§ **JOB**
Set down each line of the material that follows, exactly, with no pictures.

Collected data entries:
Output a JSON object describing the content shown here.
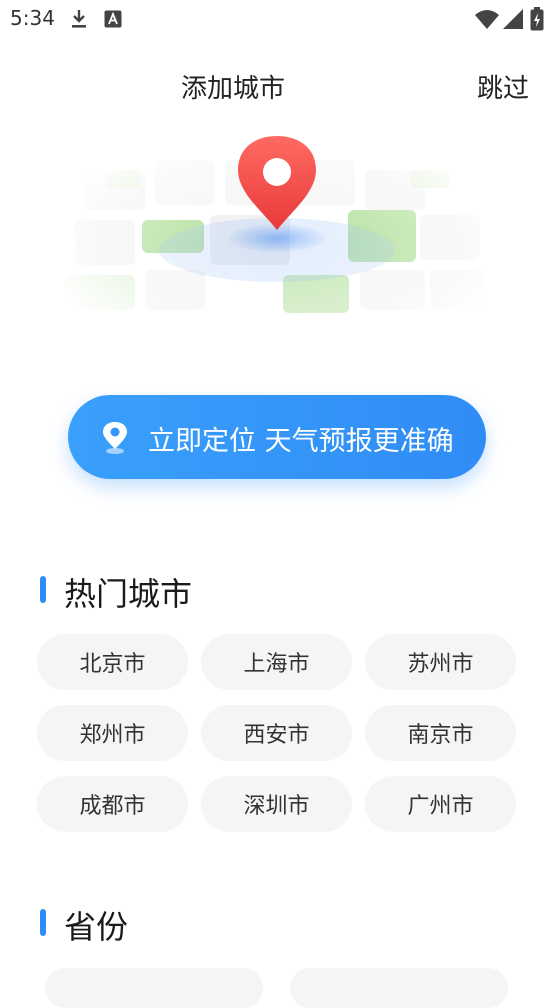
{
  "status_bar": {
    "time": "5:34"
  },
  "header": {
    "title": "添加城市",
    "skip": "跳过"
  },
  "locate": {
    "label": "立即定位 天气预报更准确"
  },
  "hot_cities": {
    "title": "热门城市",
    "items": [
      "北京市",
      "上海市",
      "苏州市",
      "郑州市",
      "西安市",
      "南京市",
      "成都市",
      "深圳市",
      "广州市"
    ]
  },
  "provinces": {
    "title": "省份"
  },
  "colors": {
    "accent": "#2f8cf6",
    "pin": "#f04a48",
    "chip_bg": "#f4f5f7",
    "green_tile": "#a9dc8f"
  },
  "icons": [
    "download-icon",
    "a-icon",
    "wifi-icon",
    "signal-icon",
    "battery-icon",
    "location-pin-icon"
  ]
}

§ **FINISHED EXERCISE**
Output a JSON object describing the content shown here.
{
  "status_bar": {
    "time": "5:34"
  },
  "header": {
    "title": "添加城市",
    "skip": "跳过"
  },
  "locate": {
    "label": "立即定位 天气预报更准确"
  },
  "hot_cities": {
    "title": "热门城市",
    "items": [
      "北京市",
      "上海市",
      "苏州市",
      "郑州市",
      "西安市",
      "南京市",
      "成都市",
      "深圳市",
      "广州市"
    ]
  },
  "provinces": {
    "title": "省份"
  },
  "colors": {
    "accent": "#2f8cf6",
    "pin": "#f04a48",
    "chip_bg": "#f4f5f7",
    "green_tile": "#a9dc8f"
  },
  "icons": [
    "download-icon",
    "a-icon",
    "wifi-icon",
    "signal-icon",
    "battery-icon",
    "location-pin-icon"
  ]
}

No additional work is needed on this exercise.